STATED GOAL:
Check each line of the material below for the string "spectrogram", then report how many lines have it, and nothing else.

[Entries with figure data]
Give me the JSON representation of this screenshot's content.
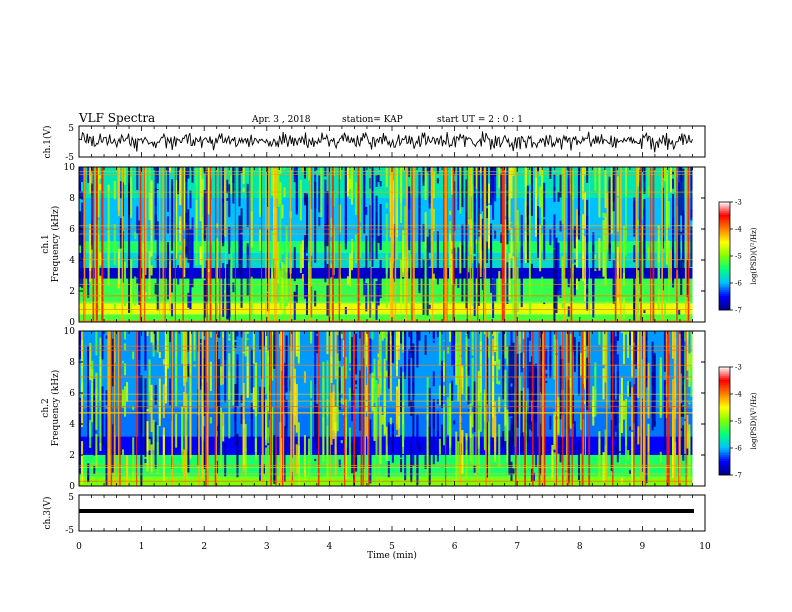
{
  "header": {
    "title": "VLF Spectra",
    "date": "Apr. 3 , 2018",
    "station": "station= KAP",
    "start_ut": "start UT = 2 : 0 : 1"
  },
  "chart_data": [
    {
      "type": "line",
      "panel": "waveform-ch1",
      "ylabel": "ch.1(V)",
      "yticks": [
        "5",
        "-5"
      ],
      "ylim": [
        -5,
        5
      ],
      "xlim": [
        0,
        10
      ],
      "x_range": [
        0,
        9.8
      ],
      "description_of_values": "noisy broadband waveform, roughly -2.5 to +2.5 V",
      "sample_values": [
        0.6,
        1.8,
        -0.4,
        1.2,
        2.1,
        -1.5,
        0.3,
        1.6,
        -2.2,
        0.9,
        1.4,
        -0.8,
        2.4,
        0.1,
        -1.9,
        1.1,
        0.5,
        -0.6,
        1.9,
        -2.6,
        0.8,
        1.3,
        -0.2,
        2.2,
        -1.1,
        0.4,
        1.7,
        -2.0,
        0.2,
        1.0
      ]
    },
    {
      "type": "heatmap",
      "panel": "spectrogram-ch1",
      "ylabel": "ch.1\nFrequency (kHz)",
      "ylabel_line1": "ch.1",
      "ylabel_line2": "Frequency (kHz)",
      "yticks": [
        "0",
        "2",
        "4",
        "6",
        "8",
        "10"
      ],
      "ylim": [
        0,
        10
      ],
      "xlim": [
        0,
        10
      ],
      "x_range": [
        0,
        9.8
      ],
      "colorbar": {
        "label": "log(PSD)(V²/Hz)",
        "ticks": [
          "-3",
          "-4",
          "-5",
          "-6",
          "-7"
        ],
        "range": [
          -7,
          -3
        ]
      },
      "bands_khz": [
        {
          "from": 0.0,
          "to": 0.5,
          "level": -5.2
        },
        {
          "from": 0.5,
          "to": 1.2,
          "level": -4.6
        },
        {
          "from": 1.2,
          "to": 2.8,
          "level": -5.3
        },
        {
          "from": 2.8,
          "to": 3.5,
          "level": -6.7
        },
        {
          "from": 3.5,
          "to": 4.5,
          "level": -5.8
        },
        {
          "from": 4.5,
          "to": 5.2,
          "level": -5.4
        },
        {
          "from": 5.2,
          "to": 8.0,
          "level": -6.0
        },
        {
          "from": 8.0,
          "to": 10.0,
          "level": -5.7
        }
      ]
    },
    {
      "type": "heatmap",
      "panel": "spectrogram-ch2",
      "ylabel_line1": "ch.2",
      "ylabel_line2": "Frequency (kHz)",
      "yticks": [
        "0",
        "2",
        "4",
        "6",
        "8",
        "10"
      ],
      "ylim": [
        0,
        10
      ],
      "xlim": [
        0,
        10
      ],
      "x_range": [
        0,
        9.8
      ],
      "colorbar": {
        "label": "log(PSD)(V²/Hz)",
        "ticks": [
          "-3",
          "-4",
          "-5",
          "-6",
          "-7"
        ],
        "range": [
          -7,
          -3
        ]
      },
      "bands_khz": [
        {
          "from": 0.0,
          "to": 0.6,
          "level": -5.0
        },
        {
          "from": 0.6,
          "to": 2.0,
          "level": -5.4
        },
        {
          "from": 2.0,
          "to": 3.2,
          "level": -6.5
        },
        {
          "from": 3.2,
          "to": 5.0,
          "level": -6.2
        },
        {
          "from": 5.0,
          "to": 10.0,
          "level": -6.1
        }
      ]
    },
    {
      "type": "line",
      "panel": "waveform-ch3",
      "ylabel": "ch.3(V)",
      "yticks": [
        "5",
        "-5"
      ],
      "ylim": [
        -5,
        5
      ],
      "xlim": [
        0,
        10
      ],
      "x_range": [
        0,
        9.8
      ],
      "constant_value": 0,
      "xlabel": "Time (min)",
      "xticks": [
        "0",
        "1",
        "2",
        "3",
        "4",
        "5",
        "6",
        "7",
        "8",
        "9",
        "10"
      ]
    }
  ],
  "colors": {
    "axis": "#000000",
    "colormap": [
      "#000080",
      "#0000ff",
      "#00c0ff",
      "#00ff80",
      "#80ff00",
      "#ffff00",
      "#ff8000",
      "#ff0000",
      "#ffffff"
    ]
  }
}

CORRECT RESULT:
2